EXERCISE — Below are some records. Copy every line in them that holds "text".

"""

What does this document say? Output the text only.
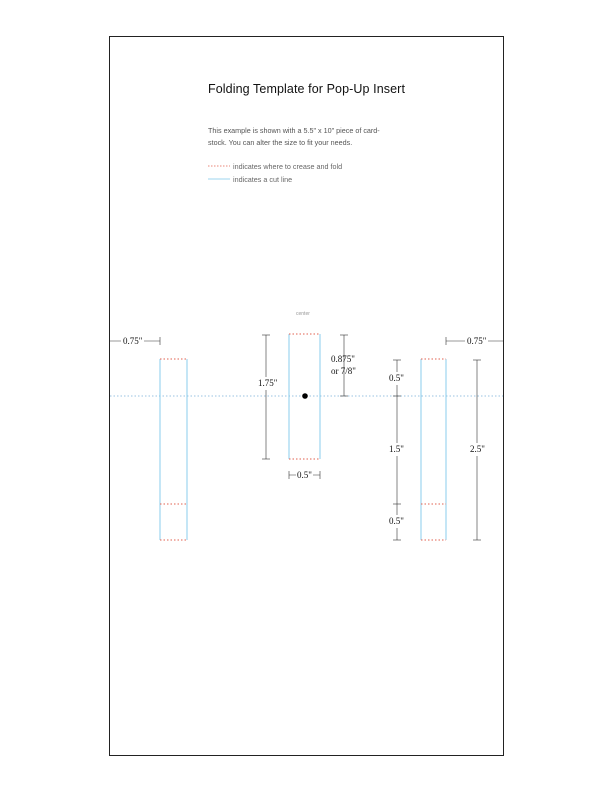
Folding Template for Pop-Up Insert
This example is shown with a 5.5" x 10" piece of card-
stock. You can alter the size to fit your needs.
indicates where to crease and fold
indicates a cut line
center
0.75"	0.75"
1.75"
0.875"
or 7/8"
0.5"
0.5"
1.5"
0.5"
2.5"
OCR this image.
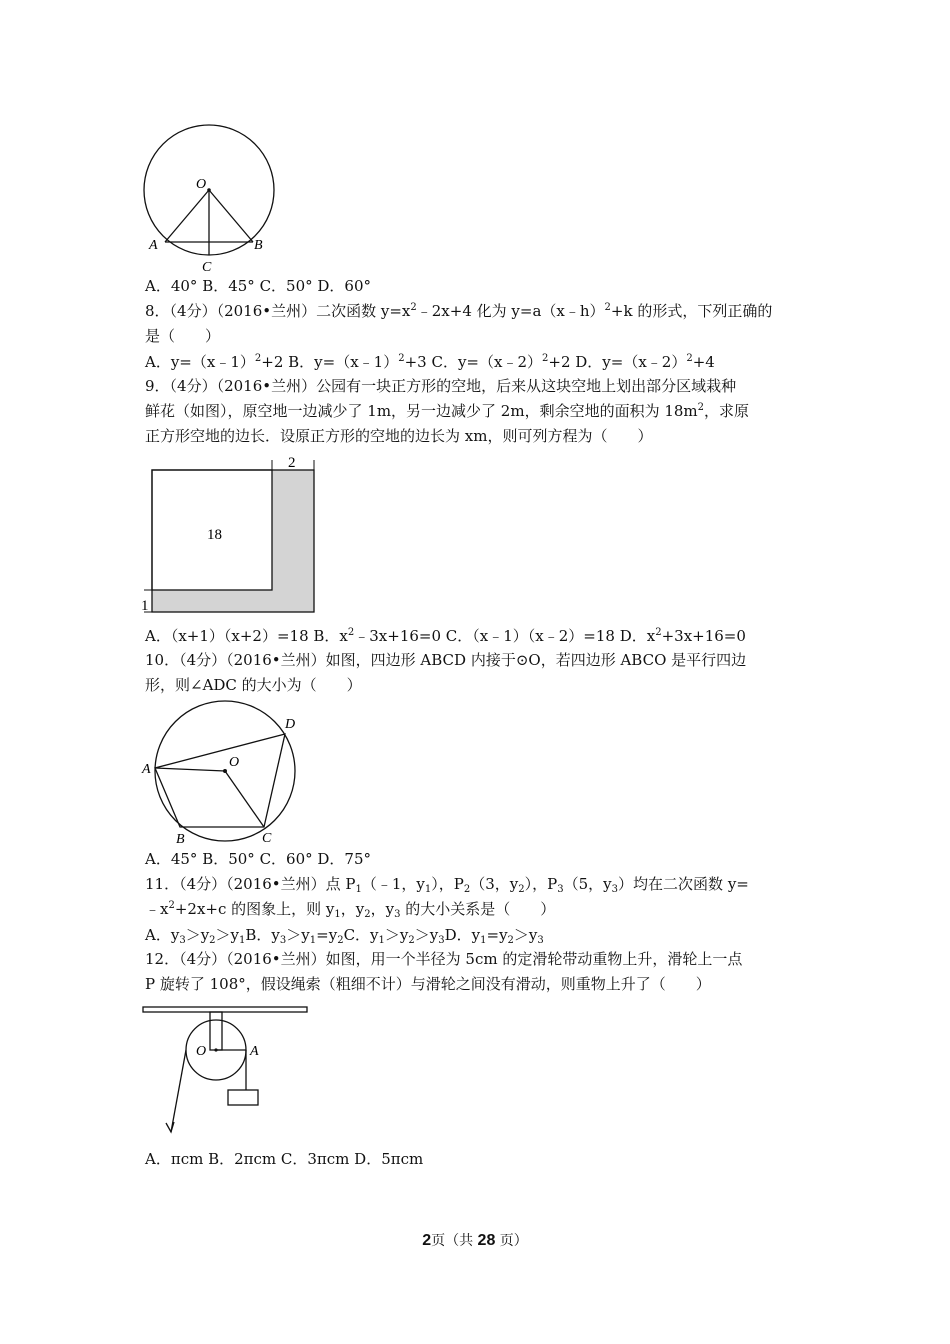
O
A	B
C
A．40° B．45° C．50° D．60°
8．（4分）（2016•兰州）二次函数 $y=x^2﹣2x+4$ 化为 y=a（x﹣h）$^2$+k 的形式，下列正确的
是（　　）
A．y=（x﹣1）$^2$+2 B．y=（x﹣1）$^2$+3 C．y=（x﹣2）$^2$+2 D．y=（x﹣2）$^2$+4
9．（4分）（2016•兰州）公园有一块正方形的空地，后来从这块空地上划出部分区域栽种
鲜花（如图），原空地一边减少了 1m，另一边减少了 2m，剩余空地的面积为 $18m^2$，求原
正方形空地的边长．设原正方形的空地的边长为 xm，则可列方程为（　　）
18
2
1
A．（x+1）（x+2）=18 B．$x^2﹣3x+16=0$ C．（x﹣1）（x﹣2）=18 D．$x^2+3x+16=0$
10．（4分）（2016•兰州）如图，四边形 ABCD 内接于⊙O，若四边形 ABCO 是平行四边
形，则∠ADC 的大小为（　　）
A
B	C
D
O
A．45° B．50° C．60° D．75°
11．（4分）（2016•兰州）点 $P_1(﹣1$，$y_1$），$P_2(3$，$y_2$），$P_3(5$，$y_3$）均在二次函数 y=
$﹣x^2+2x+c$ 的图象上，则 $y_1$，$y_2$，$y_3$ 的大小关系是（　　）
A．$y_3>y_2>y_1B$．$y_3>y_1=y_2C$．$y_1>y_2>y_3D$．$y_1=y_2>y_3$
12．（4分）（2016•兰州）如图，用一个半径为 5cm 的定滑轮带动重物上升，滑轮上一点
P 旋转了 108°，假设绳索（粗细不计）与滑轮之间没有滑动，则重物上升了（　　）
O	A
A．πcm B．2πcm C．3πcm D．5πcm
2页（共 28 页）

"""
"""

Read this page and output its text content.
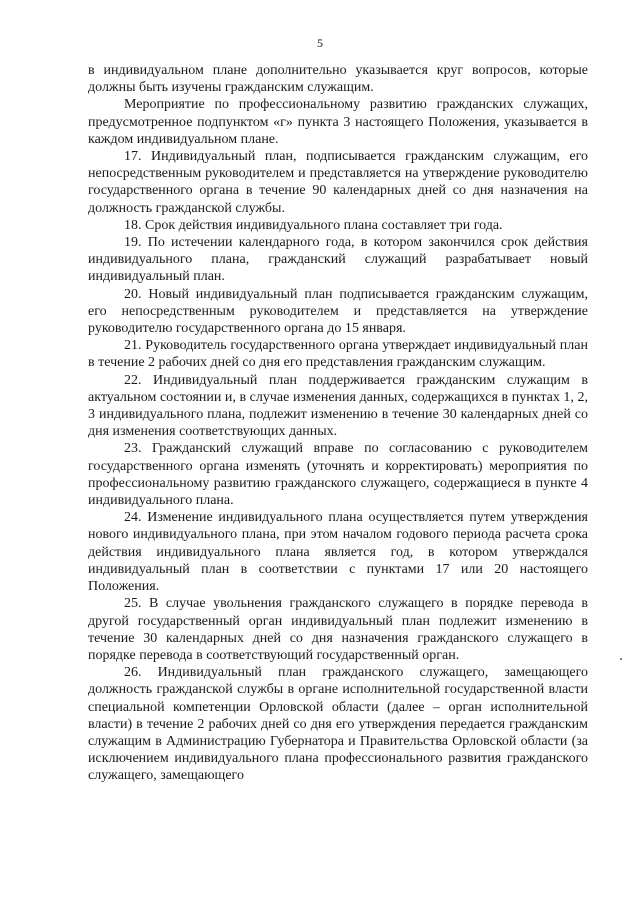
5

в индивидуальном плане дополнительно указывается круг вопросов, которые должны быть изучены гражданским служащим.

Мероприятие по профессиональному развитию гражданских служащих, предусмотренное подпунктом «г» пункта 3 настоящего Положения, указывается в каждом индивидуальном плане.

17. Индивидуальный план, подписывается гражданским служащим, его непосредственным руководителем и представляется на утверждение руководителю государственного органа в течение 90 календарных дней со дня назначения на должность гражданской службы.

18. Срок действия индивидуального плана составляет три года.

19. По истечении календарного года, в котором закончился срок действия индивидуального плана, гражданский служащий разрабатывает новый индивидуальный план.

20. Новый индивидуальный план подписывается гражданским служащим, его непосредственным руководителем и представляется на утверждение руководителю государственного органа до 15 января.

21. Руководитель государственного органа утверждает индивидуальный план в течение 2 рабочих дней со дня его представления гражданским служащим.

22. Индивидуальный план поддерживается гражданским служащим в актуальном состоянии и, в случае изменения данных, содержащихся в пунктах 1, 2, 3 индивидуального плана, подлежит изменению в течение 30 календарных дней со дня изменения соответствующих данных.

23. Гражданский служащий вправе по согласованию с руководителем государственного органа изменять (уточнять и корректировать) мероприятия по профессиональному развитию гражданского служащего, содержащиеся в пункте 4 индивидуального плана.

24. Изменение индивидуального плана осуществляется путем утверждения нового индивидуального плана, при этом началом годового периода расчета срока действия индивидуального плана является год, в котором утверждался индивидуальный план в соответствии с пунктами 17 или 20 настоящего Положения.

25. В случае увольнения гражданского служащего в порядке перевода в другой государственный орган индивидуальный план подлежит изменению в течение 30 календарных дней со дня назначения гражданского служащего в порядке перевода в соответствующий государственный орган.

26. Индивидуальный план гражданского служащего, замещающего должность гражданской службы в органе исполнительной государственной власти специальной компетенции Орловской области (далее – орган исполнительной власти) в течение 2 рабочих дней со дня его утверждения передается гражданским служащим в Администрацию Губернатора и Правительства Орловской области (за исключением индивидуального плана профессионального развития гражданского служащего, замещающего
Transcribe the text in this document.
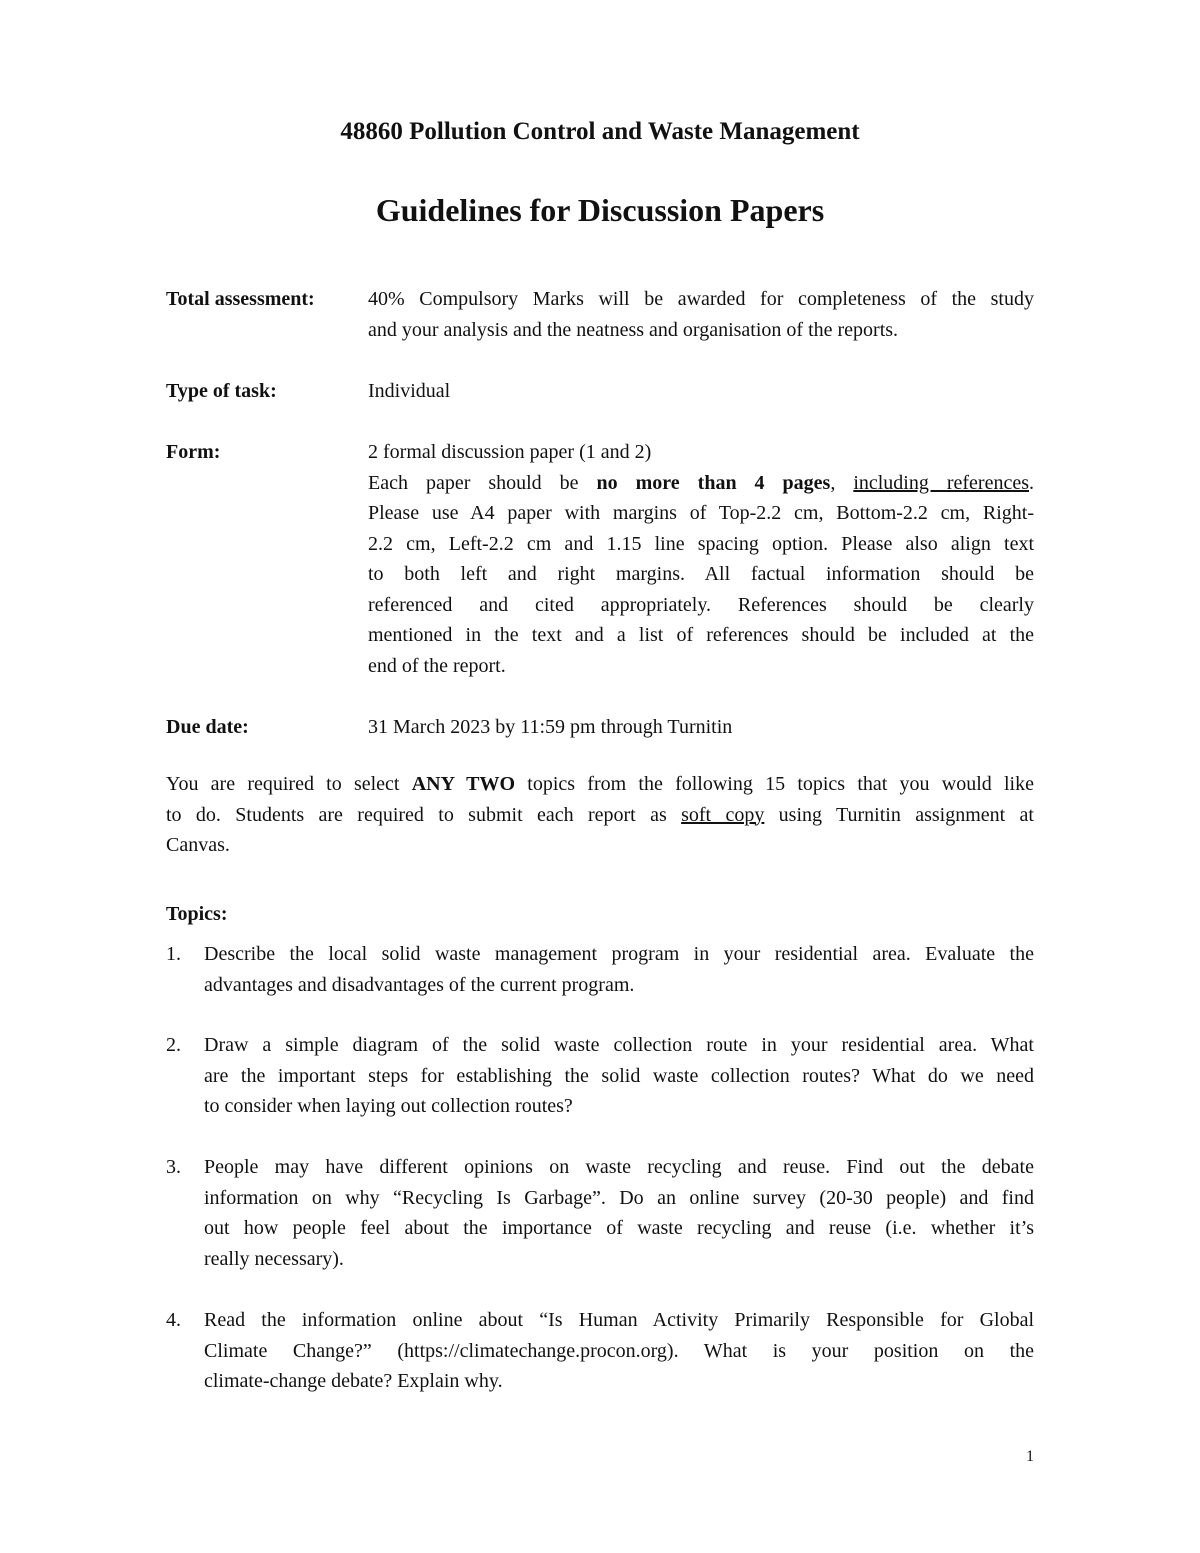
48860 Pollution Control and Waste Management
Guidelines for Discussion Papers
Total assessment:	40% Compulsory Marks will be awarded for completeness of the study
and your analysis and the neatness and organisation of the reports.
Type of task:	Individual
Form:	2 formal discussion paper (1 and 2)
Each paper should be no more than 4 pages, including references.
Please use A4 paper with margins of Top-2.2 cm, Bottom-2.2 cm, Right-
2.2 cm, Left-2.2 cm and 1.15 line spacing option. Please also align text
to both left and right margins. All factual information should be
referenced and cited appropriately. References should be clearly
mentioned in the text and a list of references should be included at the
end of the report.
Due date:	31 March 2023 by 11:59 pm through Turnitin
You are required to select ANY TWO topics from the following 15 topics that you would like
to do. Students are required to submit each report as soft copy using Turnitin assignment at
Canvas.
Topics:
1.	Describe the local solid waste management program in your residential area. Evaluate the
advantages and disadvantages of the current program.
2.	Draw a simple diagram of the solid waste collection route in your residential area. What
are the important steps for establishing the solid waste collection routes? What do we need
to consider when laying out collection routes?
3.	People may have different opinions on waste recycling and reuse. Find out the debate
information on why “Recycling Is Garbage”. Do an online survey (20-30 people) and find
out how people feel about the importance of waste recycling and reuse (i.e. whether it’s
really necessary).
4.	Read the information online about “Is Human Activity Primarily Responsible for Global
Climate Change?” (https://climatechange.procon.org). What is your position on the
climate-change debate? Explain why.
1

"""
"""

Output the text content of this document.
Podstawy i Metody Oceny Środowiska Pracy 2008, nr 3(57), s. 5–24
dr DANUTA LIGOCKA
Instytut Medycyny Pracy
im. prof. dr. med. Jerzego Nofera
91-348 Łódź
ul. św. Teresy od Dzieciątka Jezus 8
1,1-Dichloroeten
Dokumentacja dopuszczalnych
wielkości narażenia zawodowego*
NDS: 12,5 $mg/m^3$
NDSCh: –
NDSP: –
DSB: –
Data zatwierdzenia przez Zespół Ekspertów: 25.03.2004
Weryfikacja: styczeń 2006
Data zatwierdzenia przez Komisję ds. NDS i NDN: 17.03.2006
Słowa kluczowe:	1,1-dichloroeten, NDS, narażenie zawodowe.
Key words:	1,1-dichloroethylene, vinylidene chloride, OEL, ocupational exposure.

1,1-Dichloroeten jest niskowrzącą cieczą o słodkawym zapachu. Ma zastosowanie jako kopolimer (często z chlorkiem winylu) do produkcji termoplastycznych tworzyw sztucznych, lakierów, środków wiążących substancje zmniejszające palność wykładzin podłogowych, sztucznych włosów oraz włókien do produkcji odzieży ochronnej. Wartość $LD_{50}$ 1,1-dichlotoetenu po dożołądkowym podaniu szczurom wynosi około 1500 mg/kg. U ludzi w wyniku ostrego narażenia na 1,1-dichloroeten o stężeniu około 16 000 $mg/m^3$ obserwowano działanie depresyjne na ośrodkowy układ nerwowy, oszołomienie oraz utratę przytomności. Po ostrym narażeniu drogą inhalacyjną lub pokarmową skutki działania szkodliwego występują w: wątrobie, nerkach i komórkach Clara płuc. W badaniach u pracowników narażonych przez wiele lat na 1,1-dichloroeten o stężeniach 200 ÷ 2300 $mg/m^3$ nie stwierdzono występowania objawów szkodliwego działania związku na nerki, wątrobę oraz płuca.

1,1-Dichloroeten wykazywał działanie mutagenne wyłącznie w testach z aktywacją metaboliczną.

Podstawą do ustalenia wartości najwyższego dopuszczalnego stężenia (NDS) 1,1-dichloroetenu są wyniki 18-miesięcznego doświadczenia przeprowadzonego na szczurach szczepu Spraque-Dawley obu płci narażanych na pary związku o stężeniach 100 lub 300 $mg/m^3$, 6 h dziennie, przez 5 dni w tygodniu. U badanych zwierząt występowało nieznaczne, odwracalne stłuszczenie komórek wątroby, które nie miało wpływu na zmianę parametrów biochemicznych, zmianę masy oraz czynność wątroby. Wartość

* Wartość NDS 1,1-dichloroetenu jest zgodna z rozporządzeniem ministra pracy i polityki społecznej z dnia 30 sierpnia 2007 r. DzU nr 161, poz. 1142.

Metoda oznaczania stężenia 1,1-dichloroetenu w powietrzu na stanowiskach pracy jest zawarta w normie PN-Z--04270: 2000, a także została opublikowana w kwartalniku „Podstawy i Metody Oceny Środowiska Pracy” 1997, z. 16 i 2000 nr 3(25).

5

"""

PROBLEM SOLUTION —
What does this document say? Output the text only.
Read this page and output its text content.
Transcribe the text in this document.
2.2 cm, Left-2.2 cm and 1.15 line spacing option. Please also align text
mentioned in the text and a list of references should be included at the
Output the text content of this document.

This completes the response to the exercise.